== Dataset extract
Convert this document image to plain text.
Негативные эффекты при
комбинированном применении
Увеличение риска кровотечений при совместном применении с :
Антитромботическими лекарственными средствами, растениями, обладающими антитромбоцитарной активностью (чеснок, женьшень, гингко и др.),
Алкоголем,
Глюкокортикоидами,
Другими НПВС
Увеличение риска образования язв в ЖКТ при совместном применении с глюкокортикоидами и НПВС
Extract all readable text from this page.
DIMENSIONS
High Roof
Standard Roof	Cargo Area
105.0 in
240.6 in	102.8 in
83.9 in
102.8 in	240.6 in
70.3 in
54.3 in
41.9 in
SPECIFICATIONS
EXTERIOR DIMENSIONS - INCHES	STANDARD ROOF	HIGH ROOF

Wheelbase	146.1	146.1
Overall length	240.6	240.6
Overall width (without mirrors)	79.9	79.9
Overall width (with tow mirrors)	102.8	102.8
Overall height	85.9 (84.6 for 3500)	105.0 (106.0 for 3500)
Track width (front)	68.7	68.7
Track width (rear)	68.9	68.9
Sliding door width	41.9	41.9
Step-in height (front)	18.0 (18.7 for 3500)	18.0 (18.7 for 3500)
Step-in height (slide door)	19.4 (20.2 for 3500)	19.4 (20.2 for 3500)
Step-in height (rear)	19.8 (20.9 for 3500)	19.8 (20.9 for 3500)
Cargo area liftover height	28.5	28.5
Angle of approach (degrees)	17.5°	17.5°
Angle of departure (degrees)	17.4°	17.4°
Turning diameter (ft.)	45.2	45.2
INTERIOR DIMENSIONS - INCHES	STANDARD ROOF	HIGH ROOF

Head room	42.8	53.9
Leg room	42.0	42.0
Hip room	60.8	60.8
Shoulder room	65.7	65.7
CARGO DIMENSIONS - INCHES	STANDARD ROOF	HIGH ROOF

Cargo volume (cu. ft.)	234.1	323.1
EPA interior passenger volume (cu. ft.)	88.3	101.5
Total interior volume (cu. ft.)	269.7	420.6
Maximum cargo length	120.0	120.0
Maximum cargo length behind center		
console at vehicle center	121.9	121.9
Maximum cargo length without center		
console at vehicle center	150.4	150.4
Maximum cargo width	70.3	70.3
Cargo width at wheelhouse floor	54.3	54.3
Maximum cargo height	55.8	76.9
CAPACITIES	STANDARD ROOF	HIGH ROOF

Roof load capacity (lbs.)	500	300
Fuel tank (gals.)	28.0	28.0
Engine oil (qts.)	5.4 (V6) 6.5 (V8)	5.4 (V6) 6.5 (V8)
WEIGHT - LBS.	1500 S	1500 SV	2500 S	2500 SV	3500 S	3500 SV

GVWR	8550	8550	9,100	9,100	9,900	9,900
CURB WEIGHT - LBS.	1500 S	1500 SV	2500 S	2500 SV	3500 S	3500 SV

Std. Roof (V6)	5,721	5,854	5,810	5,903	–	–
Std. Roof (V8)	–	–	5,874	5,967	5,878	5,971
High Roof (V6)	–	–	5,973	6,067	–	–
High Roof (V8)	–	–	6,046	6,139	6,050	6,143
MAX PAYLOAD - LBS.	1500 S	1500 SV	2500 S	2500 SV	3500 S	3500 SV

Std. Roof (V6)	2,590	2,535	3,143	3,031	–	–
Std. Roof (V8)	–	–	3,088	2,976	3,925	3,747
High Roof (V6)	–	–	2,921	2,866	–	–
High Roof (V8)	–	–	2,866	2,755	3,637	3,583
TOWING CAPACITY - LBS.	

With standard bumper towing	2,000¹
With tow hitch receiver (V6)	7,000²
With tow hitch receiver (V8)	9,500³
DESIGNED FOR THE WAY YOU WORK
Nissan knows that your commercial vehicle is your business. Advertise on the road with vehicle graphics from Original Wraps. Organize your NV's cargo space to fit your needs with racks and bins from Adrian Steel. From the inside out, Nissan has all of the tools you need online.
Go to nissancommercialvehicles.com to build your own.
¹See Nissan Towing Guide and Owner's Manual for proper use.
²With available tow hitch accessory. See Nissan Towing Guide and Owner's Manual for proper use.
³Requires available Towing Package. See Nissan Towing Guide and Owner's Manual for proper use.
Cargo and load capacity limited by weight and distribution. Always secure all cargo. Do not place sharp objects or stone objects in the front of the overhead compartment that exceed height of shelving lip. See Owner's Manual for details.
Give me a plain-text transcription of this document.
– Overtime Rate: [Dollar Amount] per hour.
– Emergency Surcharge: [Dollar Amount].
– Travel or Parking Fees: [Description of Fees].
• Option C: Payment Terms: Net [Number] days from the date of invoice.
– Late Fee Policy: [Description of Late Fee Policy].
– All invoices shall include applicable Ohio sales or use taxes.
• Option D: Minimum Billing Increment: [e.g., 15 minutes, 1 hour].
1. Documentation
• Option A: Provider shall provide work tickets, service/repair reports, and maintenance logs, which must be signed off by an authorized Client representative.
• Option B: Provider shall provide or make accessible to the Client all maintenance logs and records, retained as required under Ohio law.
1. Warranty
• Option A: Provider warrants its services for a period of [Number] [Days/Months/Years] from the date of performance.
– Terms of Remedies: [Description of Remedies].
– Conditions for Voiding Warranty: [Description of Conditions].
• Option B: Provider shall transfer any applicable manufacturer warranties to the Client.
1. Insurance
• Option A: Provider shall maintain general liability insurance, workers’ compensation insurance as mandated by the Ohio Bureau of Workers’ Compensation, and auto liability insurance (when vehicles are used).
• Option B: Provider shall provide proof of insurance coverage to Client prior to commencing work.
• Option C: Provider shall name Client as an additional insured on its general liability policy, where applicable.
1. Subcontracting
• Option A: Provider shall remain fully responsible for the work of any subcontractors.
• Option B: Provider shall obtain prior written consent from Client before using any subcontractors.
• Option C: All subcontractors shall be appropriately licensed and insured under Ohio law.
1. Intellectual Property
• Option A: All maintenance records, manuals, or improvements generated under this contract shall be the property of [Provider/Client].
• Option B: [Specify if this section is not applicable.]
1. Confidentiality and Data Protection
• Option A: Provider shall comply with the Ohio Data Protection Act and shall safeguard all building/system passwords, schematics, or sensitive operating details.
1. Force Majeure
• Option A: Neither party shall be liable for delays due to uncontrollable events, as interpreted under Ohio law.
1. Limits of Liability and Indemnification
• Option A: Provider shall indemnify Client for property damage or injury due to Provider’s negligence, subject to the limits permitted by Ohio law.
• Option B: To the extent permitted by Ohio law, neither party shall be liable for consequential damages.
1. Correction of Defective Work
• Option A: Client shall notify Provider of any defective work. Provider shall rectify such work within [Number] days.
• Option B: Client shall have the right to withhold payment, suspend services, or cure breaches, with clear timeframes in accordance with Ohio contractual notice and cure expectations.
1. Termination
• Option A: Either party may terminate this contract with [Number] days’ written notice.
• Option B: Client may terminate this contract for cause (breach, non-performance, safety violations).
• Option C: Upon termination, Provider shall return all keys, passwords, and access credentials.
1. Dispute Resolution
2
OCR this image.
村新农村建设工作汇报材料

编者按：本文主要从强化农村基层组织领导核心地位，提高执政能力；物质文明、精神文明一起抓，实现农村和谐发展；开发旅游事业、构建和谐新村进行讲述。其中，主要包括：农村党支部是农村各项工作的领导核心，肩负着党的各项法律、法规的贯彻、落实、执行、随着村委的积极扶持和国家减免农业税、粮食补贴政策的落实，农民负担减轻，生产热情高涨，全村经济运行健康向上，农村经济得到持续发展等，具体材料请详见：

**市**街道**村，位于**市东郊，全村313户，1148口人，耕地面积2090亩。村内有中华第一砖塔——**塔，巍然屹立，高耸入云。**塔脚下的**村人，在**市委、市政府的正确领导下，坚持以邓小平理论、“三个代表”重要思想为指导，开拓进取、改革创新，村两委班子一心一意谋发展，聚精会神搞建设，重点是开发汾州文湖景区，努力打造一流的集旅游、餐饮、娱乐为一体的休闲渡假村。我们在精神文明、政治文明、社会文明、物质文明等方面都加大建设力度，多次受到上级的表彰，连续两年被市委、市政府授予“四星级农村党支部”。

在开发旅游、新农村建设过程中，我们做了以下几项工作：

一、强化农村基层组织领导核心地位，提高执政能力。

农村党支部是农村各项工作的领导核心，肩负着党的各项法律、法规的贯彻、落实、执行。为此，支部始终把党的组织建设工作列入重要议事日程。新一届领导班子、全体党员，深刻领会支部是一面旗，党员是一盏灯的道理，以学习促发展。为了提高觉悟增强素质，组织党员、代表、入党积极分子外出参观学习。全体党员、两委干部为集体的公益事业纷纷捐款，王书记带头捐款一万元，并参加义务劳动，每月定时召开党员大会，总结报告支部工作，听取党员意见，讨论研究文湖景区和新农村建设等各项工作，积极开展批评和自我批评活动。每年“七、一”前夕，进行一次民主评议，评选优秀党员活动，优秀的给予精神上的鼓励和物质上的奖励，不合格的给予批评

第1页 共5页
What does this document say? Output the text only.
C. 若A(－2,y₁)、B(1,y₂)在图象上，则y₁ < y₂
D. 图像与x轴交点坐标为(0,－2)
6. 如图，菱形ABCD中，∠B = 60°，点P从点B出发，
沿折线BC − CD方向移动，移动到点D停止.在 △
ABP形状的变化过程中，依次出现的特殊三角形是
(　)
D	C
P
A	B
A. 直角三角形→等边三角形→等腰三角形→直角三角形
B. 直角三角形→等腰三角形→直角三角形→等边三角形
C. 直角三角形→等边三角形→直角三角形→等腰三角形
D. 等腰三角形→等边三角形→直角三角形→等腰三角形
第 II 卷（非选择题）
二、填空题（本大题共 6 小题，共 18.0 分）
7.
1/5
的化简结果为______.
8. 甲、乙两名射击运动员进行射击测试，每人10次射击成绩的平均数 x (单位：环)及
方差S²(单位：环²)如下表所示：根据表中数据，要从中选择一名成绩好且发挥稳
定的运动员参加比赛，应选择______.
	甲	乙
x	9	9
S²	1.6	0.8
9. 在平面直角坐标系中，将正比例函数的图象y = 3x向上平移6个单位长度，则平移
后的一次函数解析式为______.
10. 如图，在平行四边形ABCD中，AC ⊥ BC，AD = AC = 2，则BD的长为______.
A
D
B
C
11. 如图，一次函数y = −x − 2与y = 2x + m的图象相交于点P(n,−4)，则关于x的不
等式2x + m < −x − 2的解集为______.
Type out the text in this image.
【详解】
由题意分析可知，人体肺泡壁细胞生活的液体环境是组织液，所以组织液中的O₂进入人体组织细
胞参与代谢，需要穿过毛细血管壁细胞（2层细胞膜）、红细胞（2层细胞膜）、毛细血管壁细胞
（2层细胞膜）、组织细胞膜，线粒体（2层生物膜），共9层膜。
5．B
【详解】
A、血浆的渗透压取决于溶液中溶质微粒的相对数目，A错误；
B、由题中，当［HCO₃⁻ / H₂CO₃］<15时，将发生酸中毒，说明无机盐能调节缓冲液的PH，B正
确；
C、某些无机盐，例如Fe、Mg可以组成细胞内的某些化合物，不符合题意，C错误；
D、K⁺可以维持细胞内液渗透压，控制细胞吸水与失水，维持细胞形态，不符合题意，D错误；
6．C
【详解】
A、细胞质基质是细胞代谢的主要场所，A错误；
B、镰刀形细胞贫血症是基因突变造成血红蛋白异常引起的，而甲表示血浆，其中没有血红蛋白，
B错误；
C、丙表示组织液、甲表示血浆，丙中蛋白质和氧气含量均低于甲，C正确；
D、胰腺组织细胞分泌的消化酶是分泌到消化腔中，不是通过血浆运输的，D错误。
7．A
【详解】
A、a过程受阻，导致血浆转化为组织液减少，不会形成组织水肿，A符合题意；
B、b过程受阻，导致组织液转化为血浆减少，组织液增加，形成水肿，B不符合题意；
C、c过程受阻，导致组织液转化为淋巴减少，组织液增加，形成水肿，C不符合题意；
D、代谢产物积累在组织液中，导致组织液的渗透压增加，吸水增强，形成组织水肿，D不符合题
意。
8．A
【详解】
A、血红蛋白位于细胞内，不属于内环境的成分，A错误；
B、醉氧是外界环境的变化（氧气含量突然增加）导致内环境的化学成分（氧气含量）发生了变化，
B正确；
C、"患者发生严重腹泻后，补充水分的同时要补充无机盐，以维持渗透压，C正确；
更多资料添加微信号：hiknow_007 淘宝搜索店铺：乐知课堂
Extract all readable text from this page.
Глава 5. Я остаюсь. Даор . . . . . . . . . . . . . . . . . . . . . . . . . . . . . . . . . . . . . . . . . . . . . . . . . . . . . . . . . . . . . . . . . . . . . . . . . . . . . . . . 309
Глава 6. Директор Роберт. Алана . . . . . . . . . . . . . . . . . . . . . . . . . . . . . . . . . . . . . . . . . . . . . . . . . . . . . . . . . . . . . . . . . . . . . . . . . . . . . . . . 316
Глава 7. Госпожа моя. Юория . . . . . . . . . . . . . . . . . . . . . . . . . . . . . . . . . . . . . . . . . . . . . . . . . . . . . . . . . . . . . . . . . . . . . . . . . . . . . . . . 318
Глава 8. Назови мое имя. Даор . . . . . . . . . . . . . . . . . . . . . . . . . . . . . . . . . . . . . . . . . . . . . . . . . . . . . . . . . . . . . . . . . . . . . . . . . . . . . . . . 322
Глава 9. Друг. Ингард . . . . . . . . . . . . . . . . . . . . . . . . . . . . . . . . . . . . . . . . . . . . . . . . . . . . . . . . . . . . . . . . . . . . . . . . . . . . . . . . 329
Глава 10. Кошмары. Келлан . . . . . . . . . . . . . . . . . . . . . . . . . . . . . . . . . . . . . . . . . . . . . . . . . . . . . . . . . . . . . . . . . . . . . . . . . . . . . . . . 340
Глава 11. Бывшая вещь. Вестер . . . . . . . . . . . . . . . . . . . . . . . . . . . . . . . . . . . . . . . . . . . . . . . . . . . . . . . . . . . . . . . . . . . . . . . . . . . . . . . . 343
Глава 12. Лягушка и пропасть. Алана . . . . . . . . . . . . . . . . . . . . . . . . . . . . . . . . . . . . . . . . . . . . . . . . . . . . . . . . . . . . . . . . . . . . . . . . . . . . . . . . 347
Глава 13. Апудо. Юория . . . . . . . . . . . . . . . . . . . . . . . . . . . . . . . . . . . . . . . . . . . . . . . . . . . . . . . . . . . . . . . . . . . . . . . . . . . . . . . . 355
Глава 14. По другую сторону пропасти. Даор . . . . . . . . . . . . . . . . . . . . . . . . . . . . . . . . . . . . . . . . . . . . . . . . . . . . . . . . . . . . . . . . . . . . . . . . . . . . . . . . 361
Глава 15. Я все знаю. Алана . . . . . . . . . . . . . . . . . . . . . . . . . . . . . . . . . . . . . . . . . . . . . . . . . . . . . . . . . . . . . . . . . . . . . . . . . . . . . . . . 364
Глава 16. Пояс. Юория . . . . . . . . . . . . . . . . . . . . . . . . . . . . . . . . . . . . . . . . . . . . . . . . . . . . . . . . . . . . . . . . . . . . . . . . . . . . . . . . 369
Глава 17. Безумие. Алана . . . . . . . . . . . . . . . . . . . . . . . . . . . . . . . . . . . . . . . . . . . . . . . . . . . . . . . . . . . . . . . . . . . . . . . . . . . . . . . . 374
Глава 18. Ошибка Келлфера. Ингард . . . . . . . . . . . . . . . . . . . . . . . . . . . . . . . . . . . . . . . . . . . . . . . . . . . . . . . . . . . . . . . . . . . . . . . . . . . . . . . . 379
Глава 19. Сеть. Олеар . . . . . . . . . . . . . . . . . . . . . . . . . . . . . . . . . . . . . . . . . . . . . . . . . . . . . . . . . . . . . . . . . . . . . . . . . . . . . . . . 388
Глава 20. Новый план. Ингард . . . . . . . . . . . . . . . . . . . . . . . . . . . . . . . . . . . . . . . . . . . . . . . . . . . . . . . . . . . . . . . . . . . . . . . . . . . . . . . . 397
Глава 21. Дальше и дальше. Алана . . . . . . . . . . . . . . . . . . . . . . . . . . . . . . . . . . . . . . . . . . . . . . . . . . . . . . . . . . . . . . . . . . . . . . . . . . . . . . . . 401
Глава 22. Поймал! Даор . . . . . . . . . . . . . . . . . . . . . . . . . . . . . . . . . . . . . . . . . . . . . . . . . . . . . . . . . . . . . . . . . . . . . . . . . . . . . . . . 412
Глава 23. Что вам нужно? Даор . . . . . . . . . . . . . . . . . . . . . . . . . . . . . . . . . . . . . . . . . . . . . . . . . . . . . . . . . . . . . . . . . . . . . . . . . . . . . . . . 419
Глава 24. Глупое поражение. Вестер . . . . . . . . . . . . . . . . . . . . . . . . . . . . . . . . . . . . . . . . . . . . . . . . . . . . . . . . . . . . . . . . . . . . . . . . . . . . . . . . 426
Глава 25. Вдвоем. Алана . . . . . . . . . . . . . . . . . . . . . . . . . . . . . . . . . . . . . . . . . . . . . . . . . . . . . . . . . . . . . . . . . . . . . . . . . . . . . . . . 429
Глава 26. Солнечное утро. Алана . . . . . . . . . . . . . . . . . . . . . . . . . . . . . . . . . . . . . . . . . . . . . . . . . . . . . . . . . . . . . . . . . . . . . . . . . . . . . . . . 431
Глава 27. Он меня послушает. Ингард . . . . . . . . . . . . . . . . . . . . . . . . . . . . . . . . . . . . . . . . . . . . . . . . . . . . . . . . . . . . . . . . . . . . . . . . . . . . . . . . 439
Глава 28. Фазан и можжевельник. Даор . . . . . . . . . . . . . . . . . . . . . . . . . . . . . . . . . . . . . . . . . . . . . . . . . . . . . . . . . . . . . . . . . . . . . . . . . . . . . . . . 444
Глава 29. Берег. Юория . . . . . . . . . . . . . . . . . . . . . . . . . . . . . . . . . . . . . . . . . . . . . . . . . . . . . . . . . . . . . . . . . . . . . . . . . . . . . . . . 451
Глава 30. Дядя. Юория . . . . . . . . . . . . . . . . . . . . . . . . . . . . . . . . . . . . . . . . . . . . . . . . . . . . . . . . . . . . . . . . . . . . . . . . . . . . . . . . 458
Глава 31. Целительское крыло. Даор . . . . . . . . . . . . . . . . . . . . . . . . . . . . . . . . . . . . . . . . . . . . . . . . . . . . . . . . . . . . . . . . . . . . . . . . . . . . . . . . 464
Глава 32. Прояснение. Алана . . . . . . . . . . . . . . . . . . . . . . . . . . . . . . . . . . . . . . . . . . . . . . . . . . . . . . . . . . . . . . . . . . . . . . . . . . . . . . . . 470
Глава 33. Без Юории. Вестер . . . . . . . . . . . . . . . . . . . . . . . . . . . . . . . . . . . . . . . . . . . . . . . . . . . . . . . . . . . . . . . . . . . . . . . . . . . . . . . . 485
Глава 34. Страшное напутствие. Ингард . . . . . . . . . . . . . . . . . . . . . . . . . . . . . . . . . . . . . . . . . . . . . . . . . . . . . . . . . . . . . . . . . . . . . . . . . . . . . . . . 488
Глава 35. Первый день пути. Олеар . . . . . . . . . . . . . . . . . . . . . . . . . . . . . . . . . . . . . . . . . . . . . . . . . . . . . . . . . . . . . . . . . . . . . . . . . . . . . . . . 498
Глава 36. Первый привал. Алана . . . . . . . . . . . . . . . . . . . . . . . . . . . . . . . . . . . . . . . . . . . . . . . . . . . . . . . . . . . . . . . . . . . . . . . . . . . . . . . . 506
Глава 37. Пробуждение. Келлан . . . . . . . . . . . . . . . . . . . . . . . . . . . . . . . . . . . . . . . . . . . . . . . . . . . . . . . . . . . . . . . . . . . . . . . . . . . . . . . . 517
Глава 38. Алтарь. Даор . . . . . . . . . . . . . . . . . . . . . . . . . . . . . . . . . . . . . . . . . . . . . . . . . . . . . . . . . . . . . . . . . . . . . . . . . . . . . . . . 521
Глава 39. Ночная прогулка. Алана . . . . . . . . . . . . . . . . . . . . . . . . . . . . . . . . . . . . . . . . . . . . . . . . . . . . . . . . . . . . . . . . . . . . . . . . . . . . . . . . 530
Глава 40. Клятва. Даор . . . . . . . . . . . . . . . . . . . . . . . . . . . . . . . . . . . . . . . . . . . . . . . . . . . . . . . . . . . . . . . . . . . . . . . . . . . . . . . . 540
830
====
**Exercise instructions:** In the records above, locate every line with the string "Первый" and copy it.

**Written answer:**
Глава 35. Первый день пути. Олеар . . . . . . . . . . . . . . . . . . . . . . . . . . . . . . . . . . . . . . . . . . . . . . . . . . . . . . . . . . . . . . . . . . . . . . . . . . . . . . . . 498
Глава 36. Первый привал. Алана . . . . . . . . . . . . . . . . . . . . . . . . . . . . . . . . . . . . . . . . . . . . . . . . . . . . . . . . . . . . . . . . . . . . . . . . . . . . . . . . 506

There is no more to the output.